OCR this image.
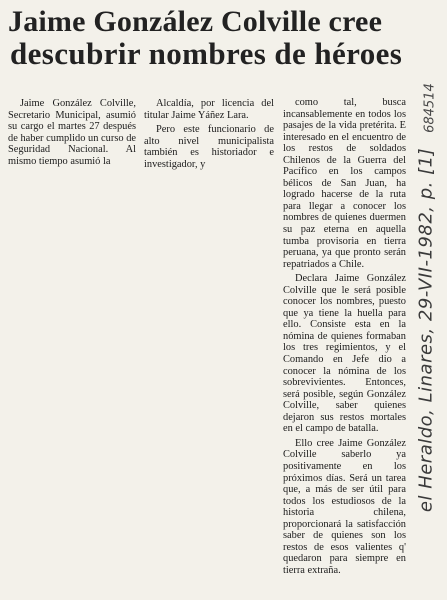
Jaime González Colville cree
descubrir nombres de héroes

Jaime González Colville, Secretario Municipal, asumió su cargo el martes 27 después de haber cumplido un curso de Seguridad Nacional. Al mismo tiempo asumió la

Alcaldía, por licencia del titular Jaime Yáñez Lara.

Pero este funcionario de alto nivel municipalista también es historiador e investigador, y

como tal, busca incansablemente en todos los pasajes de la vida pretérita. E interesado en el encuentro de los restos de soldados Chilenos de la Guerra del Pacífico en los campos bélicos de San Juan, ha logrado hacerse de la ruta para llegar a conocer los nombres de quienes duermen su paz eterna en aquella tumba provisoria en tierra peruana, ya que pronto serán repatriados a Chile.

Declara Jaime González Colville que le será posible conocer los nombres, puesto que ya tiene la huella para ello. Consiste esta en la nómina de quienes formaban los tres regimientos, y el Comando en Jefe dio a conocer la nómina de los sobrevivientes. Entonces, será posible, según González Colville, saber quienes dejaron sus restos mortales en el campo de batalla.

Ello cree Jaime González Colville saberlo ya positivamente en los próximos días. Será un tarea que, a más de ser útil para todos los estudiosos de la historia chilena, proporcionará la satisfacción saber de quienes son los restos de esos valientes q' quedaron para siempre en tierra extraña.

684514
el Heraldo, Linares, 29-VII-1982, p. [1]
--
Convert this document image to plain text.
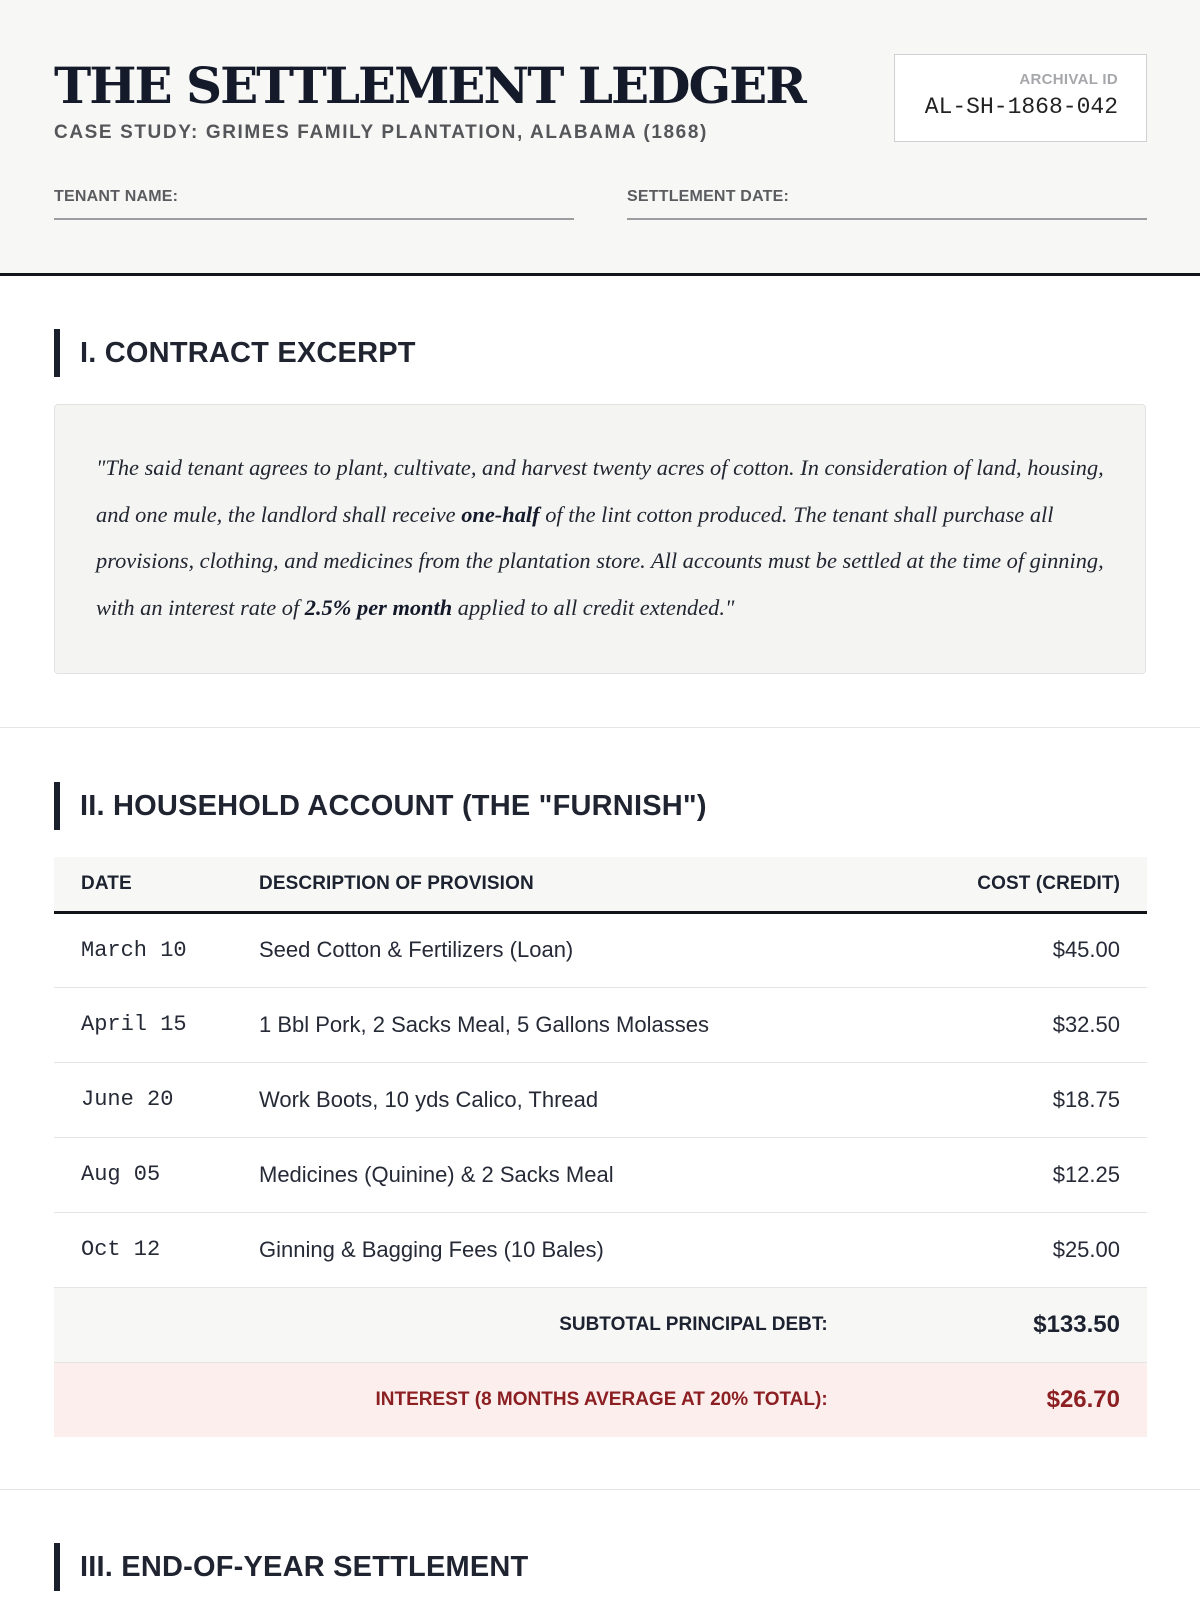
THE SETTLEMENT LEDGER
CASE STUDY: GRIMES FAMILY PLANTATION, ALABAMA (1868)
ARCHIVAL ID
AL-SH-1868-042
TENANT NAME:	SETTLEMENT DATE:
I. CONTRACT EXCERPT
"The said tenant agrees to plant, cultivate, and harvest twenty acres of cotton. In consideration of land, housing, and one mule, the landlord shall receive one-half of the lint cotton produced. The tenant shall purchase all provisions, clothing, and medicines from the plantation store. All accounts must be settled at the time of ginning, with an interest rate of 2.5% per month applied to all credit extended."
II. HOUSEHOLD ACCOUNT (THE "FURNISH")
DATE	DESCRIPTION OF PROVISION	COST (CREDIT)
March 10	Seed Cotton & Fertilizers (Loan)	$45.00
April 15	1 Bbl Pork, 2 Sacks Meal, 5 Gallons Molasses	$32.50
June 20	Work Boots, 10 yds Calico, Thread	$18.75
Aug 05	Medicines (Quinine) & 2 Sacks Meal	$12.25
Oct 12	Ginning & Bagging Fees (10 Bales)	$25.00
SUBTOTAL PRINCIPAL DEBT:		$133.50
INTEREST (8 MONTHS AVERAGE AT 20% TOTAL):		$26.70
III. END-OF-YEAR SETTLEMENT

* Given task *
Copy each line of the records above that carries the word "Sacks".

* Right answer *
April 15	1 Bbl Pork, 2 Sacks Meal, 5 Gallons Molasses	$32.50
Aug 05	Medicines (Quinine) & 2 Sacks Meal	$12.25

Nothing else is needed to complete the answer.